Brief =
Return every line of the material below unchanged, in the same order.

Items listed in a dataset =
○ ○ ○ ○ ○
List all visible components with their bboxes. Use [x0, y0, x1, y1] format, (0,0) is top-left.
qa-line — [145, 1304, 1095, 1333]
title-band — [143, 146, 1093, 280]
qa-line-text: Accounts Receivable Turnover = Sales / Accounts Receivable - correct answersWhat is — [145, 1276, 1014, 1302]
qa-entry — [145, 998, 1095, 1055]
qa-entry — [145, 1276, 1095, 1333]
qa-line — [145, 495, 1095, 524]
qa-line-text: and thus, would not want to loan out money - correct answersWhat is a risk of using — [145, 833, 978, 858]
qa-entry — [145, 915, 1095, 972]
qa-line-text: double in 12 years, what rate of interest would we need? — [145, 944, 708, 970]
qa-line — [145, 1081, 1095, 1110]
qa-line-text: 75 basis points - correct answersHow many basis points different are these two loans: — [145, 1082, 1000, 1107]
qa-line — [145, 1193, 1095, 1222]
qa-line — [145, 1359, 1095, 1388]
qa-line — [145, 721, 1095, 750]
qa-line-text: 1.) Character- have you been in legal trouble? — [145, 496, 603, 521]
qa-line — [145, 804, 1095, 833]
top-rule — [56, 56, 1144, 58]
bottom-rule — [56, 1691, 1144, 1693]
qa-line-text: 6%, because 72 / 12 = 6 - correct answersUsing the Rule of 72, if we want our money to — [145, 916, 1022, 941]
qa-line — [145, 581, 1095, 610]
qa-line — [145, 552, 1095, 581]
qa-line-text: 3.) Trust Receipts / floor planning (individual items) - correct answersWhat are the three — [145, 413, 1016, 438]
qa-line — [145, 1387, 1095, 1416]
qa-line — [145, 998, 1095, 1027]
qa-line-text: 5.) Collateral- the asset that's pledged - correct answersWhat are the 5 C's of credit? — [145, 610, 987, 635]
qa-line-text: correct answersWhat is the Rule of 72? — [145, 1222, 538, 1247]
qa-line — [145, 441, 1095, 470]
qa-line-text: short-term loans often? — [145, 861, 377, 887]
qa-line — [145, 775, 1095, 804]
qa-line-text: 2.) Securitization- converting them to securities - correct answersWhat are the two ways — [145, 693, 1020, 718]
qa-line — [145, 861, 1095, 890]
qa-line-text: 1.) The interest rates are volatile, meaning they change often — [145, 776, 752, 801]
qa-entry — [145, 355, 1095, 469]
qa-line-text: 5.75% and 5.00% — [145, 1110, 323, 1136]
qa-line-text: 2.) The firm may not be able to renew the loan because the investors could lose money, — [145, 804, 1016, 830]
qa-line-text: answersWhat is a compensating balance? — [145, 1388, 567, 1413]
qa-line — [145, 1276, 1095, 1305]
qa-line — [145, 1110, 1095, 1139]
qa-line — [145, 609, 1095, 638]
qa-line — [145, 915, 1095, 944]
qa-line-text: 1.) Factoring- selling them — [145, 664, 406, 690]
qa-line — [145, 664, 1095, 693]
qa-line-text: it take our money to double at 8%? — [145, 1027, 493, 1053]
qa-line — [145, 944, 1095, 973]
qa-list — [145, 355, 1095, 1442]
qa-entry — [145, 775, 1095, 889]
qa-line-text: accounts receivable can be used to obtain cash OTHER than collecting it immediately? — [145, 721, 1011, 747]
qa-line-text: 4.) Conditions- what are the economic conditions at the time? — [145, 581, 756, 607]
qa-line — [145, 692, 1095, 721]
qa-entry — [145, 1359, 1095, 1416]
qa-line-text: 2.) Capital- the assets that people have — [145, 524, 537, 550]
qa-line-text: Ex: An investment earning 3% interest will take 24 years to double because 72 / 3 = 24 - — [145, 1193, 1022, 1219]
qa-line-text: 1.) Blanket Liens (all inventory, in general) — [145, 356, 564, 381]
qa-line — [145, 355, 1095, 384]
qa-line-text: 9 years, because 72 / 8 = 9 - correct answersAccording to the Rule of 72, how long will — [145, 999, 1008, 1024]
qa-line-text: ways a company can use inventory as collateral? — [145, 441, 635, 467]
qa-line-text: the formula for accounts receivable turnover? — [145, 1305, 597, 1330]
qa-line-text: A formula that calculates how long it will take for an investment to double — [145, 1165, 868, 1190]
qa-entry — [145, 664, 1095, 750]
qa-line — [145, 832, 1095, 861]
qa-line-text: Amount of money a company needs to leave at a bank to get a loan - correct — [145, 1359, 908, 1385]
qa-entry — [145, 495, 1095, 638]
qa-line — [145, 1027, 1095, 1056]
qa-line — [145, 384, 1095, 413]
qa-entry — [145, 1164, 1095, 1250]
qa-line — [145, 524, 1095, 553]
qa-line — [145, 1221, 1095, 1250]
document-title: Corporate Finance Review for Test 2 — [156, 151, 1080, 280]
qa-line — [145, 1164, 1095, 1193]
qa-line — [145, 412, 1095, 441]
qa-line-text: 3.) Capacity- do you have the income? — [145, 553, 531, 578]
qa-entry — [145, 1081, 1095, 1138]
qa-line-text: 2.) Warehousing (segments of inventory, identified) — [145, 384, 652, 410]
○ ○ ○ ○ ○
Output of the exercise =
List all visible components with their bboxes. Use [x0, y0, x1, y1] format, (0,0) is top-left.
qa-line — [145, 1304, 1095, 1333]
title-band — [143, 146, 1093, 280]
qa-line-text: Accounts Receivable Turnover = Sales / Accounts Receivable - correct answersWhat is — [145, 1276, 1014, 1302]
qa-entry — [145, 998, 1095, 1055]
qa-entry — [145, 1276, 1095, 1333]
qa-line — [145, 495, 1095, 524]
qa-line-text: and thus, would not want to loan out money - correct answersWhat is a risk of using — [145, 833, 978, 858]
qa-entry — [145, 915, 1095, 972]
qa-line-text: double in 12 years, what rate of interest would we need? — [145, 944, 708, 970]
qa-line — [145, 1081, 1095, 1110]
qa-line-text: 75 basis points - correct answersHow many basis points different are these two loans: — [145, 1082, 1000, 1107]
qa-line — [145, 1193, 1095, 1222]
qa-line — [145, 1359, 1095, 1388]
qa-line — [145, 721, 1095, 750]
qa-line-text: 1.) Character- have you been in legal trouble? — [145, 496, 603, 521]
qa-line — [145, 804, 1095, 833]
top-rule — [56, 56, 1144, 58]
bottom-rule — [56, 1691, 1144, 1693]
qa-line-text: 6%, because 72 / 12 = 6 - correct answersUsing the Rule of 72, if we want our money to — [145, 916, 1022, 941]
qa-line — [145, 581, 1095, 610]
qa-line — [145, 552, 1095, 581]
qa-line-text: 3.) Trust Receipts / floor planning (individual items) - correct answersWhat are the three — [145, 413, 1016, 438]
qa-line — [145, 1387, 1095, 1416]
qa-line — [145, 998, 1095, 1027]
qa-line-text: 5.) Collateral- the asset that's pledged - correct answersWhat are the 5 C's of credit? — [145, 610, 987, 635]
qa-line-text: correct answersWhat is the Rule of 72? — [145, 1222, 538, 1247]
qa-line — [145, 441, 1095, 470]
qa-line-text: short-term loans often? — [145, 861, 377, 887]
qa-line — [145, 775, 1095, 804]
qa-line-text: 2.) Securitization- converting them to securities - correct answersWhat are the two ways — [145, 693, 1020, 718]
qa-line — [145, 861, 1095, 890]
qa-line-text: 1.) The interest rates are volatile, meaning they change often — [145, 776, 752, 801]
qa-entry — [145, 355, 1095, 469]
qa-line-text: 5.75% and 5.00% — [145, 1110, 323, 1136]
qa-line-text: 2.) The firm may not be able to renew the loan because the investors could lose money, — [145, 804, 1016, 830]
qa-line-text: answersWhat is a compensating balance? — [145, 1388, 567, 1413]
qa-line — [145, 1276, 1095, 1305]
qa-line — [145, 1110, 1095, 1139]
qa-line — [145, 609, 1095, 638]
qa-line — [145, 915, 1095, 944]
qa-line-text: 1.) Factoring- selling them — [145, 664, 406, 690]
qa-line — [145, 664, 1095, 693]
qa-line-text: it take our money to double at 8%? — [145, 1027, 493, 1053]
qa-line — [145, 944, 1095, 973]
qa-list — [145, 355, 1095, 1442]
qa-entry — [145, 775, 1095, 889]
qa-line-text: accounts receivable can be used to obtain cash OTHER than collecting it immediately? — [145, 721, 1011, 747]
qa-line-text: 4.) Conditions- what are the economic conditions at the time? — [145, 581, 756, 607]
qa-line — [145, 692, 1095, 721]
qa-entry — [145, 1359, 1095, 1416]
qa-line-text: 2.) Capital- the assets that people have — [145, 524, 537, 550]
qa-line-text: Ex: An investment earning 3% interest will take 24 years to double because 72 / 3 = 24 - — [145, 1193, 1022, 1219]
qa-line-text: 1.) Blanket Liens (all inventory, in general) — [145, 356, 564, 381]
qa-line — [145, 355, 1095, 384]
qa-line-text: 9 years, because 72 / 8 = 9 - correct answersAccording to the Rule of 72, how long will — [145, 999, 1008, 1024]
qa-line-text: ways a company can use inventory as collateral? — [145, 441, 635, 467]
qa-line-text: the formula for accounts receivable turnover? — [145, 1305, 597, 1330]
qa-line-text: A formula that calculates how long it will take for an investment to double — [145, 1165, 868, 1190]
qa-entry — [145, 664, 1095, 750]
qa-line — [145, 832, 1095, 861]
qa-line-text: Amount of money a company needs to leave at a bank to get a loan - correct — [145, 1359, 908, 1385]
qa-entry — [145, 495, 1095, 638]
qa-line — [145, 1027, 1095, 1056]
qa-line — [145, 384, 1095, 413]
qa-entry — [145, 1164, 1095, 1250]
qa-line — [145, 524, 1095, 553]
qa-line — [145, 1221, 1095, 1250]
document-title: Corporate Finance Review for Test 2 — [156, 151, 1080, 280]
qa-line — [145, 1164, 1095, 1193]
qa-line — [145, 412, 1095, 441]
qa-line-text: 3.) Capacity- do you have the income? — [145, 553, 531, 578]
qa-entry — [145, 1081, 1095, 1138]
qa-line-text: 2.) Warehousing (segments of inventory, identified) — [145, 384, 652, 410]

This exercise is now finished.